SHORT EXERCISE:
From the listing below, pull out every line where the string "VinVibh" appears.

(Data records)
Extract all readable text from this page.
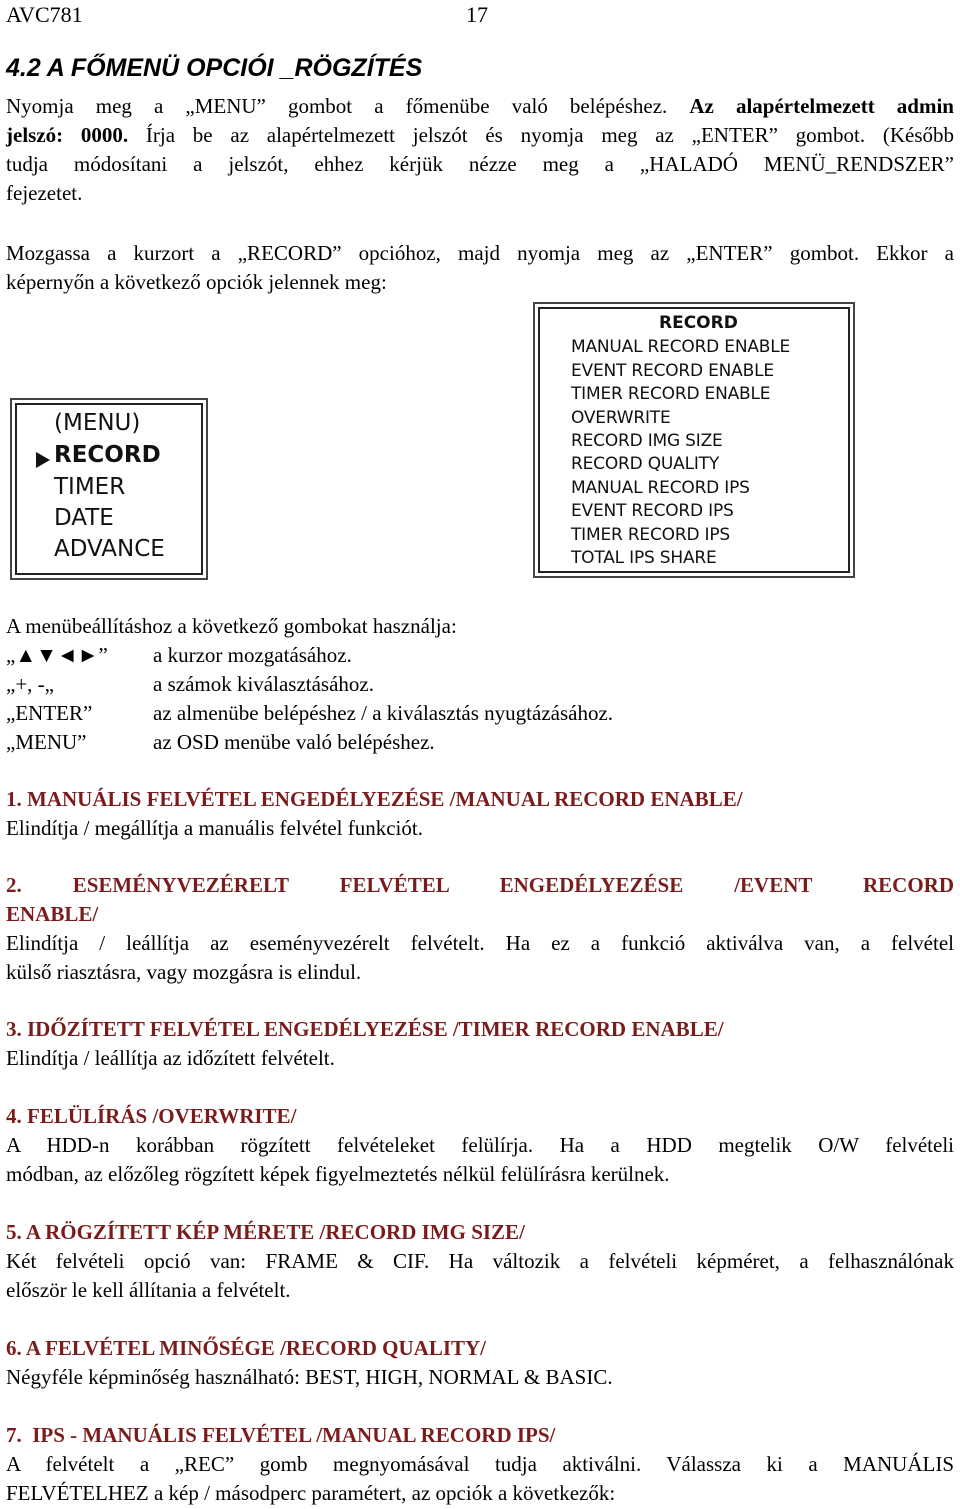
AVC781	17
4.2 A FŐMENÜ OPCIÓI _RÖGZÍTÉS
Nyomja meg a „MENU” gombot a főmenübe való belépéshez. Az alapértelmezett admin
jelszó: 0000. Írja be az alapértelmezett jelszót és nyomja meg az „ENTER” gombot. (Később
tudja módosítani a jelszót, ehhez kérjük nézze meg a „HALADÓ MENÜ_RENDSZER”
fejezetet.
Mozgassa a kurzort a „RECORD” opcióhoz, majd nyomja meg az „ENTER” gombot. Ekkor a
képernyőn a következő opciók jelennek meg:
(MENU)
RECORD
TIMER
DATE
ADVANCE
RECORD
MANUAL RECORD ENABLE
EVENT RECORD ENABLE
TIMER RECORD ENABLE
OVERWRITE
RECORD IMG SIZE
RECORD QUALITY
MANUAL RECORD IPS
EVENT RECORD IPS
TIMER RECORD IPS
TOTAL IPS SHARE
A menübeállításhoz a következő gombokat használja:
„▲▼◄►” a kurzor mozgatásához.
„+, -„	a számok kiválasztásához.
„ENTER”	az almenübe belépéshez / a kiválasztás nyugtázásához.
„MENU”	az OSD menübe való belépéshez.
1. MANUÁLIS FELVÉTEL ENGEDÉLYEZÉSE /MANUAL RECORD ENABLE/
Elindítja / megállítja a manuális felvétel funkciót.
2. ESEMÉNYVEZÉRELT FELVÉTEL ENGEDÉLYEZÉSE /EVENT RECORD
ENABLE/
Elindítja / leállítja az eseményvezérelt felvételt. Ha ez a funkció aktiválva van, a felvétel
külső riasztásra, vagy mozgásra is elindul.
3. IDŐZÍTETT FELVÉTEL ENGEDÉLYEZÉSE /TIMER RECORD ENABLE/
Elindítja / leállítja az időzített felvételt.
4. FELÜLÍRÁS /OVERWRITE/
A HDD-n korábban rögzített felvételeket felülírja. Ha a HDD megtelik O/W felvételi
módban, az előzőleg rögzített képek figyelmeztetés nélkül felülírásra kerülnek.
5. A RÖGZÍTETT KÉP MÉRETE /RECORD IMG SIZE/
Két felvételi opció van: FRAME & CIF. Ha változik a felvételi képméret, a felhasználónak
először le kell állítania a felvételt.
6. A FELVÉTEL MINŐSÉGE /RECORD QUALITY/
Négyféle képminőség használható: BEST, HIGH, NORMAL & BASIC.
7.  IPS - MANUÁLIS FELVÉTEL /MANUAL RECORD IPS/
A felvételt a „REC” gomb megnyomásával tudja aktiválni. Válassza ki a MANUÁLIS
FELVÉTELHEZ a kép / másodperc paramétert, az opciók a következők:
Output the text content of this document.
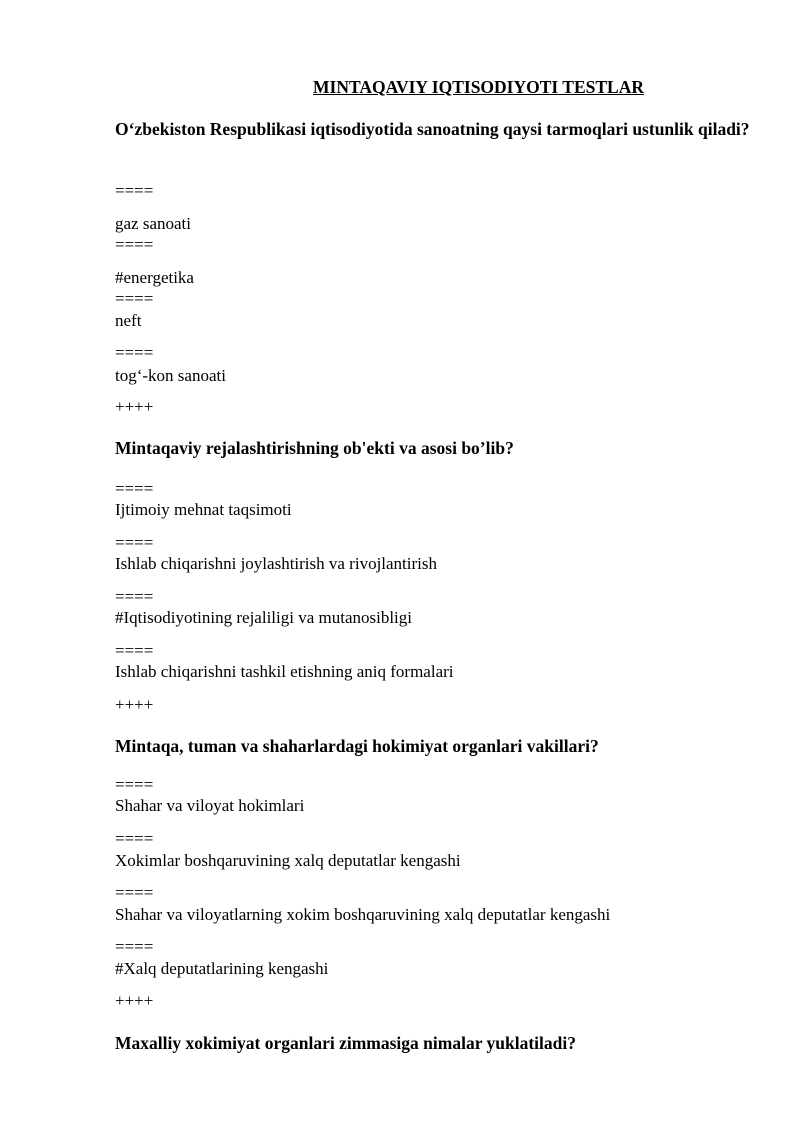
MINTAQAVIY IQTISODIYOTI TESTLAR
O‘zbekiston Respublikasi iqtisodiyotida sanoatning qaysi tarmoqlari ustunlik qiladi?
====
gaz sanoati
====
#energetika
====
neft
====
tog‘-kon sanoati
++++
Mintaqaviy rejalashtirishning ob'ekti va asosi bo’lib?
====
Ijtimoiy mehnat taqsimoti
====
Ishlab chiqarishni joylashtirish va rivojlantirish
====
#Iqtisodiyotining rejaliligi va mutanosibligi
====
Ishlab chiqarishni tashkil etishning aniq formalari
++++
Mintaqa, tuman va shaharlardagi hokimiyat organlari vakillari?
====
Shahar va viloyat hokimlari
====
Xokimlar boshqaruvining xalq deputatlar kengashi
====
Shahar va viloyatlarning xokim boshqaruvining xalq deputatlar kengashi
====
#Xalq deputatlarining kengashi
++++
Maxalliy xokimiyat organlari zimmasiga nimalar yuklatiladi?
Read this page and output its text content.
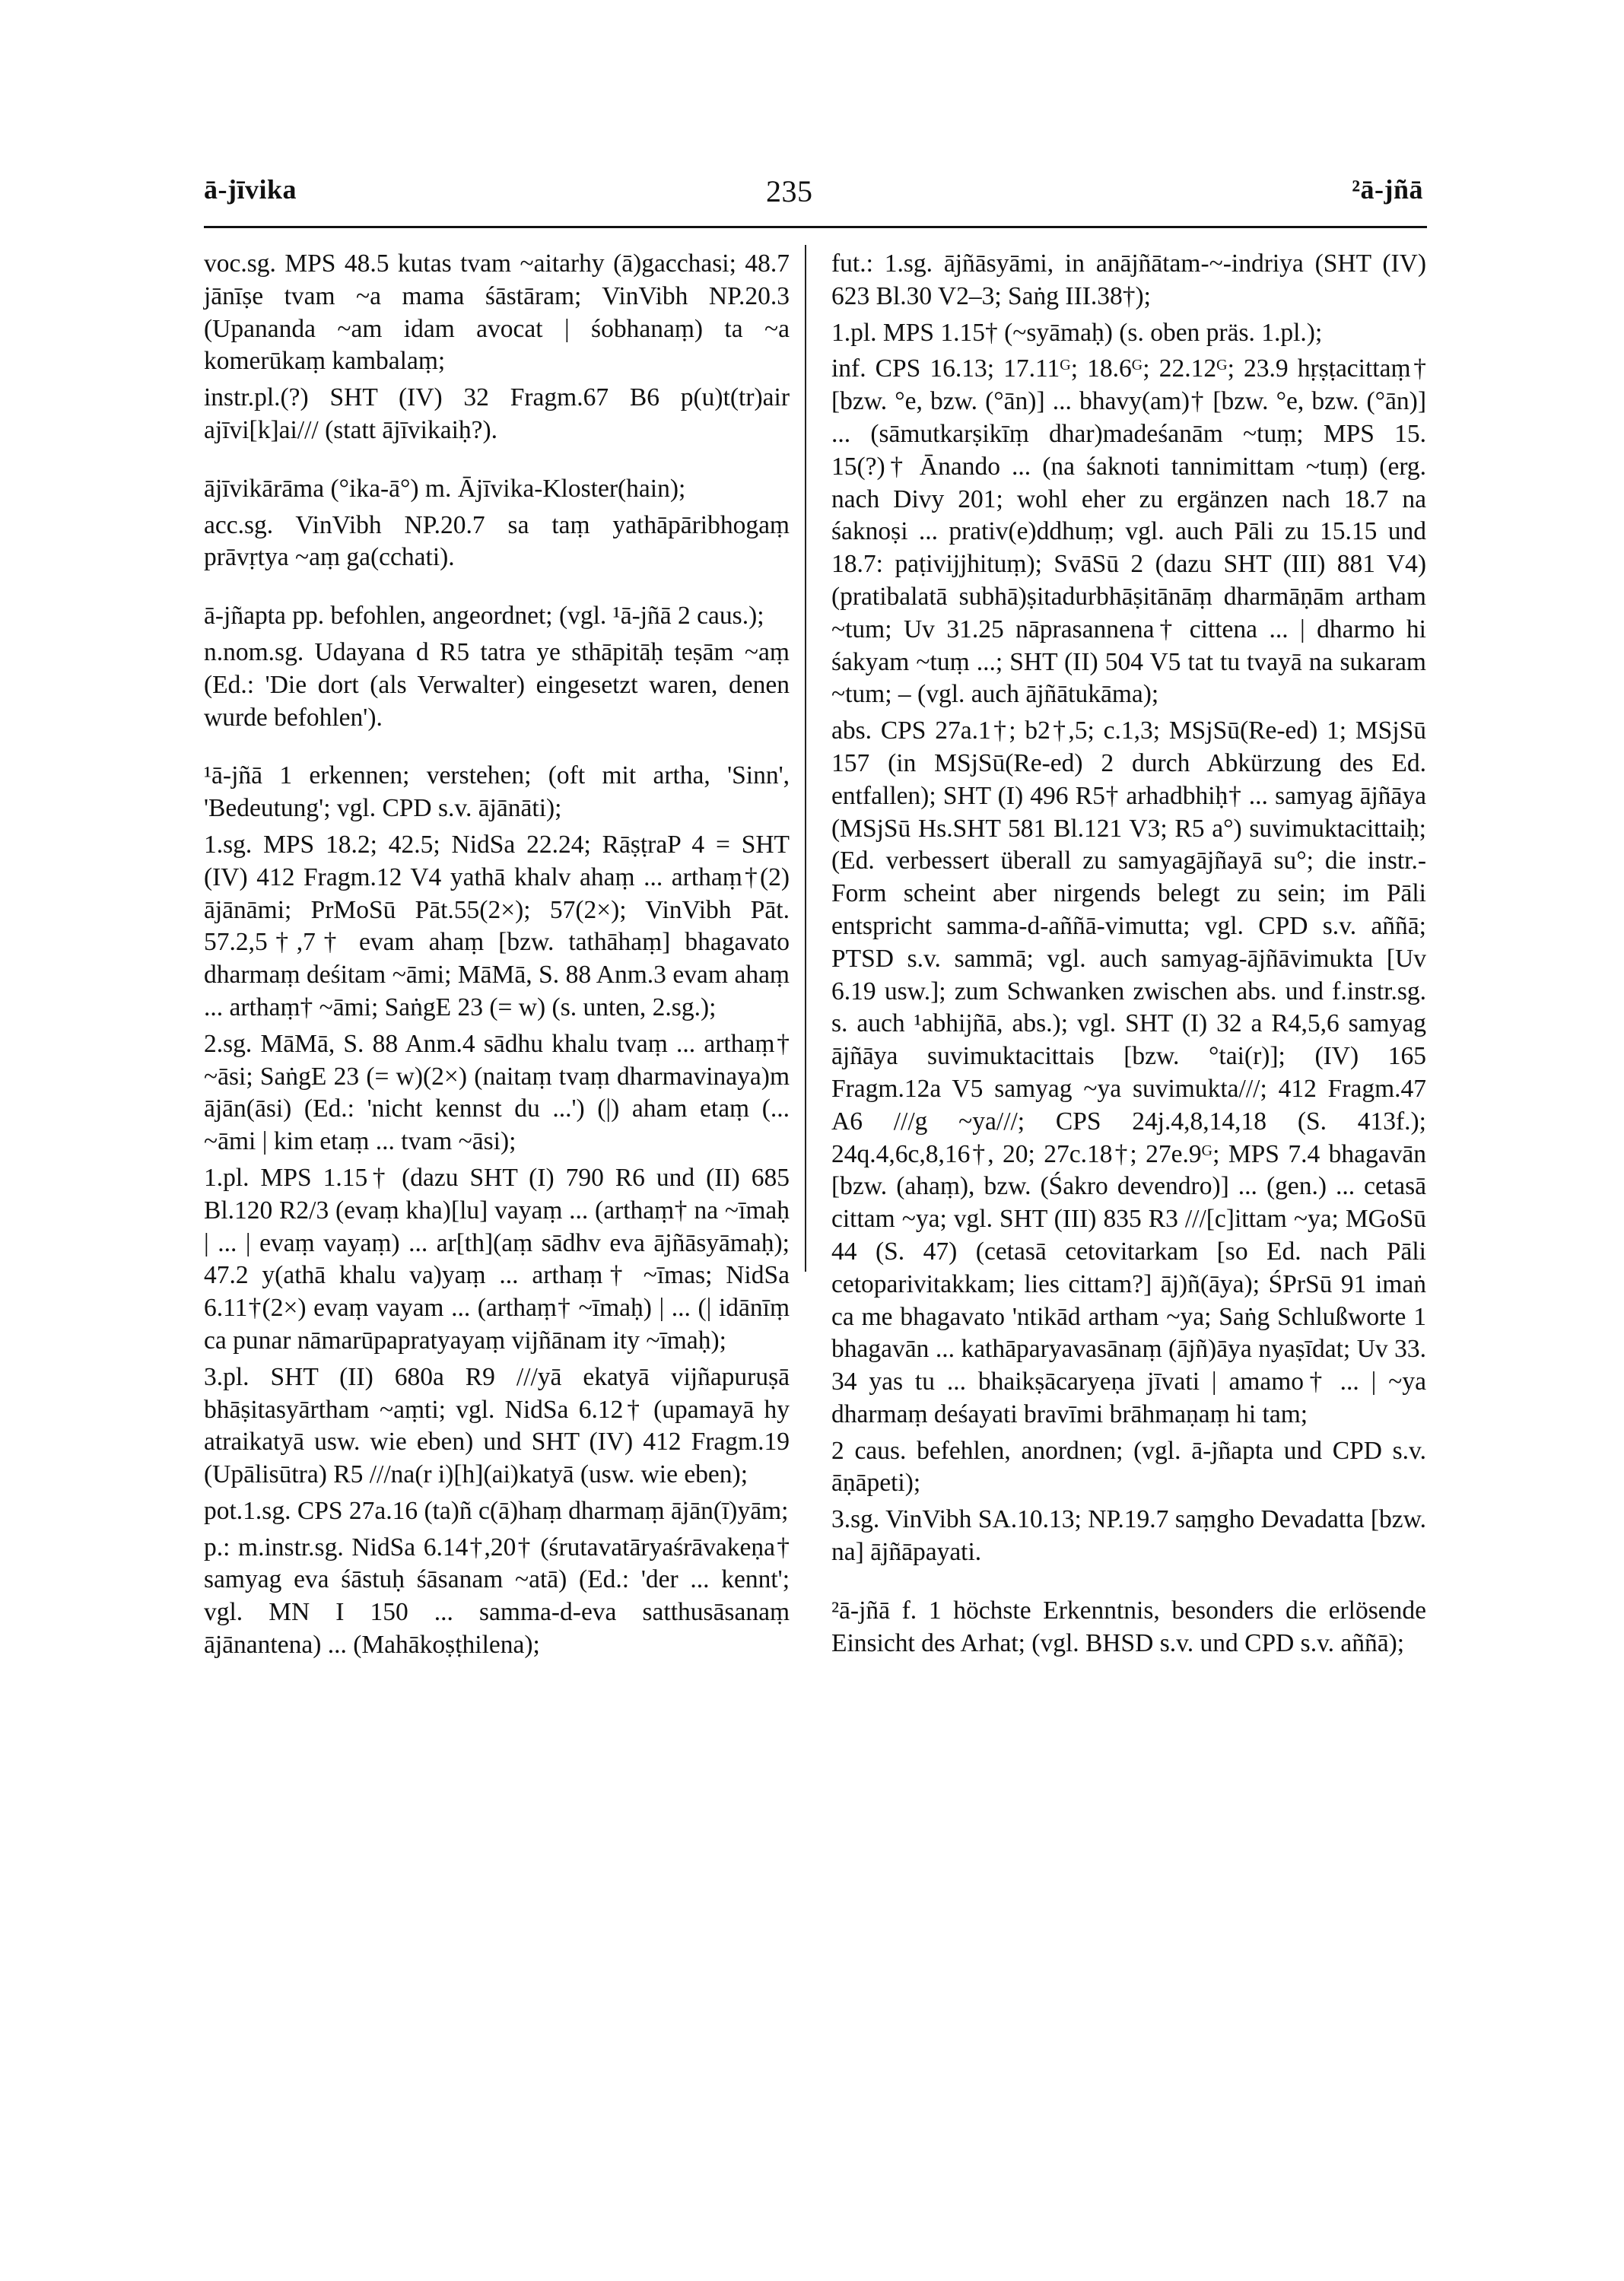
ā-jīvika	235	²ā-jñā

voc.sg. MPS 48.5 kutas tvam ~aitarhy (ā)gacchasi; 48.7 jānīṣe tvam ~a mama śāstāram; VinVibh NP.20.3 (Upananda ~am idam avocat | śobhanaṃ) ta ~a komerūkaṃ kambalaṃ;

instr.pl.(?) SHT (IV) 32 Fragm.67 B6 p(u)t(tr)air ajīvi[k]ai/// (statt ājīvikaiḥ?).

ājīvikārāma (°ika-ā°) m. Ājīvika-Kloster(hain);

acc.sg. VinVibh NP.20.7 sa taṃ yathāpāribhogaṃ prāvṛtya ~aṃ ga(cchati).

ā-jñapta pp. befohlen, angeordnet; (vgl. ¹ā-jñā 2 caus.);

n.nom.sg. Udayana d R5 tatra ye sthāpitāḥ teṣām ~aṃ (Ed.: 'Die dort (als Verwalter) eingesetzt waren, denen wurde befohlen').

¹ā-jñā 1 erkennen; verstehen; (oft mit artha, 'Sinn', 'Bedeutung'; vgl. CPD s.v. ājānāti);

1.sg. MPS 18.2; 42.5; NidSa 22.24; RāṣṭraP 4 = SHT (IV) 412 Fragm.12 V4 yathā khalv ahaṃ ... arthaṃ†(2) ājānāmi; PrMoSū Pāt.55(2×); 57(2×); VinVibh Pāt. 57.2,5†,7† evam ahaṃ [bzw. tathāhaṃ] bhagavato dharmaṃ deśitam ~āmi; MāMā, S. 88 Anm.3 evam ahaṃ ... arthaṃ† ~āmi; SaṅgE 23 (= w) (s. unten, 2.sg.);

2.sg. MāMā, S. 88 Anm.4 sādhu khalu tvaṃ ... arthaṃ† ~āsi; SaṅgE 23 (= w)(2×) (naitaṃ tvaṃ dharmavinaya)m ājān(āsi) (Ed.: 'nicht kennst du ...') (|) aham etaṃ (... ~āmi | kim etaṃ ... tvam ~āsi);

1.pl. MPS 1.15† (dazu SHT (I) 790 R6 und (II) 685 Bl.120 R2/3 (evaṃ kha)[lu] vayaṃ ... (arthaṃ† na ~īmaḥ | ... | evaṃ vayaṃ) ... ar[th](aṃ sādhv eva ājñāsyāmaḥ); 47.2 y(athā khalu va)yaṃ ... arthaṃ† ~īmas; NidSa 6.11†(2×) evaṃ vayam ... (arthaṃ† ~īmaḥ) | ... (| idānīṃ ca punar nāmarūpapratyayaṃ vijñānam ity ~īmaḥ);

3.pl. SHT (II) 680a R9 ///yā ekatyā vijñapuruṣā bhāṣitasyārtham ~aṃti; vgl. NidSa 6.12† (upamayā hy atraikatyā usw. wie eben) und SHT (IV) 412 Fragm.19 (Upālisūtra) R5 ///na(r i)[h](ai)katyā (usw. wie eben);

pot.1.sg. CPS 27a.16 (ta)ñ c(ā)haṃ dharmaṃ ājān(ī)yām;

p.: m.instr.sg. NidSa 6.14†,20† (śrutavatāryaśrāvakeṇa† samyag eva śāstuḥ śāsanam ~atā) (Ed.: 'der ... kennt'; vgl. MN I 150 ... samma-d-eva satthusāsanaṃ ājānantena) ... (Mahākoṣṭhilena);

fut.: 1.sg. ājñāsyāmi, in anājñātam-~-indriya (SHT (IV) 623 Bl.30 V2–3; Saṅg III.38†);

1.pl. MPS 1.15† (~syāmaḥ) (s. oben präs. 1.pl.);

inf. CPS 16.13; 17.11ᴳ; 18.6ᴳ; 22.12ᴳ; 23.9 hṛṣṭacittaṃ† [bzw. °e, bzw. (°ān)] ... bhavy(am)† [bzw. °e, bzw. (°ān)] ... (sāmutkarṣikīṃ dhar)madeśanām ~tuṃ; MPS 15. 15(?)† Ānando ... (na śaknoti tannimittam ~tuṃ) (erg. nach Divy 201; wohl eher zu ergänzen nach 18.7 na śaknoṣi ... prativ(e)ddhuṃ; vgl. auch Pāli zu 15.15 und 18.7: paṭivijjhituṃ); SvāSū 2 (dazu SHT (III) 881 V4) (pratibalatā subhā)ṣitadurbhāṣitānāṃ dharmāṇām artham ~tum; Uv 31.25 nāprasannena† cittena ... | dharmo hi śakyam ~tuṃ ...; SHT (II) 504 V5 tat tu tvayā na sukaram ~tum; – (vgl. auch ājñātukāma);

abs. CPS 27a.1†; b2†,5; c.1,3; MSjSū(Re-ed) 1; MSjSū 157 (in MSjSū(Re-ed) 2 durch Abkürzung des Ed. entfallen); SHT (I) 496 R5† arhadbhiḥ† ... samyag ājñāya (MSjSū Hs.SHT 581 Bl.121 V3; R5 a°) suvimuktacittaiḥ; (Ed. verbessert überall zu samyagājñayā su°; die instr.-Form scheint aber nirgends belegt zu sein; im Pāli entspricht samma-d-aññā-vimutta; vgl. CPD s.v. aññā; PTSD s.v. sammā; vgl. auch samyag-ājñāvimukta [Uv 6.19 usw.]; zum Schwanken zwischen abs. und f.instr.sg. s. auch ¹abhijñā, abs.); vgl. SHT (I) 32 a R4,5,6 samyag ājñāya suvimuktacittais [bzw. °tai(r)]; (IV) 165 Fragm.12a V5 samyag ~ya suvimukta///; 412 Fragm.47 A6 ///g ~ya///; CPS 24j.4,8,14,18 (S. 413f.); 24q.4,6c,8,16†, 20; 27c.18†; 27e.9ᴳ; MPS 7.4 bhagavān [bzw. (ahaṃ), bzw. (Śakro devendro)] ... (gen.) ... cetasā cittam ~ya; vgl. SHT (III) 835 R3 ///[c]ittam ~ya; MGoSū 44 (S. 47) (cetasā cetovitarkam [so Ed. nach Pāli cetoparivitakkam; lies cittam?] āj)ñ(āya); ŚPrSū 91 imaṅ ca me bhagavato 'ntikād artham ~ya; Saṅg Schlußworte 1 bhagavān ... kathāparyavasānaṃ (ājñ)āya nyaṣīdat; Uv 33. 34 yas tu ... bhaikṣācaryeṇa jīvati | amamo† ... | ~ya dharmaṃ deśayati bravīmi brāhmaṇaṃ hi tam;

2 caus. befehlen, anordnen; (vgl. ā-jñapta und CPD s.v. āṇāpeti);

3.sg. VinVibh SA.10.13; NP.19.7 saṃgho Devadatta [bzw. na] ājñāpayati.

²ā-jñā f. 1 höchste Erkenntnis, besonders die erlösende Einsicht des Arhat; (vgl. BHSD s.v. und CPD s.v. aññā);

TASK ANSWER:
voc.sg. MPS 48.5 kutas tvam ~aitarhy (ā)gacchasi; 48.7 jānīṣe tvam ~a mama śāstāram; VinVibh NP.20.3 (Upananda ~am idam avocat | śobhanaṃ) ta ~a komerūkaṃ kambalaṃ;
acc.sg. VinVibh NP.20.7 sa taṃ yathāpāribhogaṃ prāvṛtya ~aṃ ga(cchati).
1.sg. MPS 18.2; 42.5; NidSa 22.24; RāṣṭraP 4 = SHT (IV) 412 Fragm.12 V4 yathā khalv ahaṃ ... arthaṃ†(2) ājānāmi; PrMoSū Pāt.55(2×); 57(2×); VinVibh Pāt. 57.2,5†,7† evam ahaṃ [bzw. tathāhaṃ] bhagavato dharmaṃ deśitam ~āmi; MāMā, S. 88 Anm.3 evam ahaṃ ... arthaṃ† ~āmi; SaṅgE 23 (= w) (s. unten, 2.sg.);
3.sg. VinVibh SA.10.13; NP.19.7 saṃgho Devadatta [bzw. na] ājñāpayati.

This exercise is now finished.